(DIRECTION)
Omit the images. Copy each entry word for word.

════

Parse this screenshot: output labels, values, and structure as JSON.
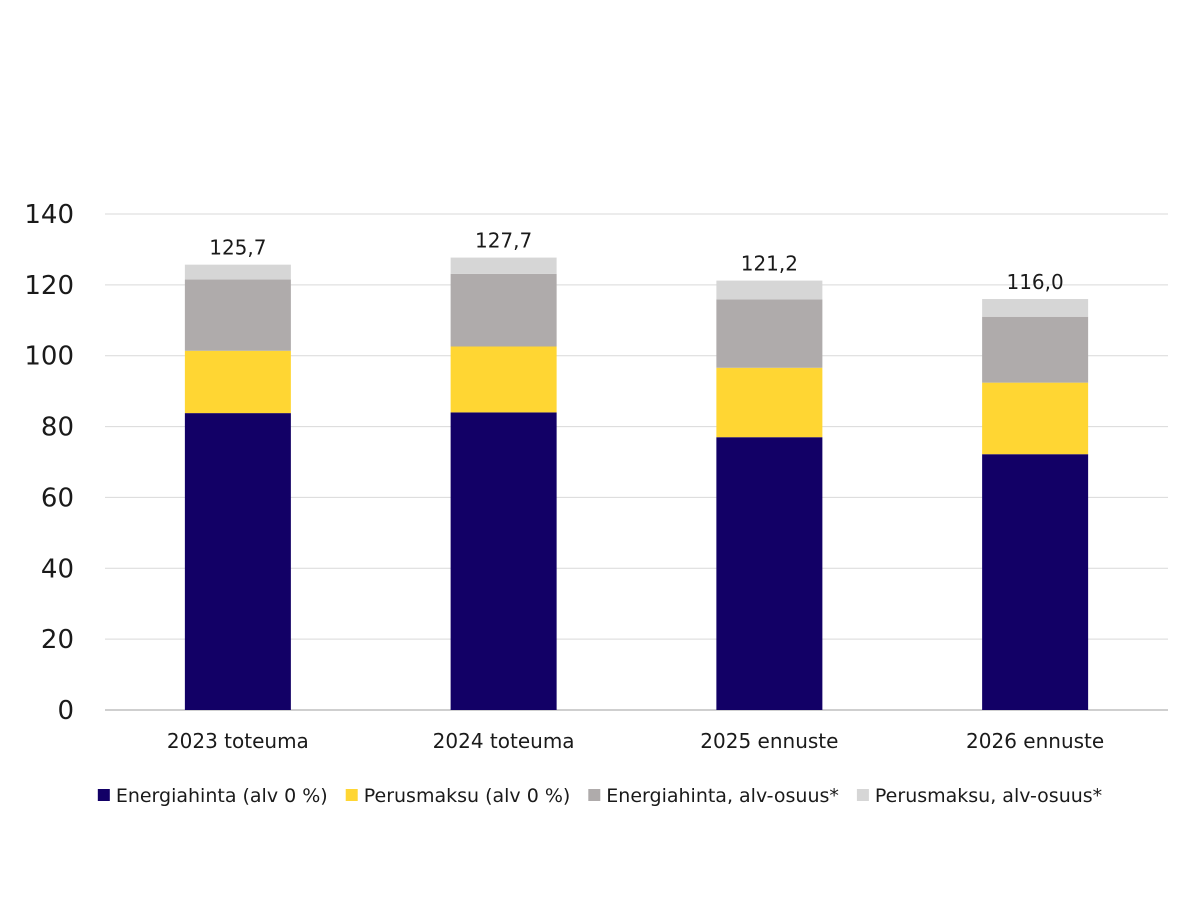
{
  "chart_data": {
    "type": "bar",
    "stacked": true,
    "categories": [
      "2023 toteuma",
      "2024 toteuma",
      "2025 ennuste",
      "2026 ennuste"
    ],
    "series": [
      {
        "name": "Energiahinta (alv 0 %)",
        "color": "#120066",
        "values": [
          83.8,
          84.0,
          77.0,
          72.2
        ]
      },
      {
        "name": "Perusmaksu (alv 0 %)",
        "color": "#ffd633",
        "values": [
          17.6,
          18.6,
          19.6,
          20.2
        ]
      },
      {
        "name": "Energiahinta, alv-osuus*",
        "color": "#afabab",
        "values": [
          20.1,
          20.5,
          19.3,
          18.6
        ]
      },
      {
        "name": "Perusmaksu, alv-osuus*",
        "color": "#d6d6d6",
        "values": [
          4.2,
          4.6,
          5.3,
          5.0
        ]
      }
    ],
    "totals": [
      "125,7",
      "127,7",
      "121,2",
      "116,0"
    ],
    "ylim": [
      0,
      140
    ],
    "yticks": [
      0,
      20,
      40,
      60,
      80,
      100,
      120,
      140
    ],
    "grid": true,
    "legend_position": "bottom",
    "title": "",
    "xlabel": "",
    "ylabel": ""
  }
}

════

(RESULT)
Parse this screenshot: output labels, values, and structure as JSON.
{
  "chart_data": {
    "type": "bar",
    "stacked": true,
    "categories": [
      "2023 toteuma",
      "2024 toteuma",
      "2025 ennuste",
      "2026 ennuste"
    ],
    "series": [
      {
        "name": "Energiahinta (alv 0 %)",
        "color": "#120066",
        "values": [
          83.8,
          84.0,
          77.0,
          72.2
        ]
      },
      {
        "name": "Perusmaksu (alv 0 %)",
        "color": "#ffd633",
        "values": [
          17.6,
          18.6,
          19.6,
          20.2
        ]
      },
      {
        "name": "Energiahinta, alv-osuus*",
        "color": "#afabab",
        "values": [
          20.1,
          20.5,
          19.3,
          18.6
        ]
      },
      {
        "name": "Perusmaksu, alv-osuus*",
        "color": "#d6d6d6",
        "values": [
          4.2,
          4.6,
          5.3,
          5.0
        ]
      }
    ],
    "totals": [
      "125,7",
      "127,7",
      "121,2",
      "116,0"
    ],
    "ylim": [
      0,
      140
    ],
    "yticks": [
      0,
      20,
      40,
      60,
      80,
      100,
      120,
      140
    ],
    "grid": true,
    "legend_position": "bottom",
    "title": "",
    "xlabel": "",
    "ylabel": ""
  }
}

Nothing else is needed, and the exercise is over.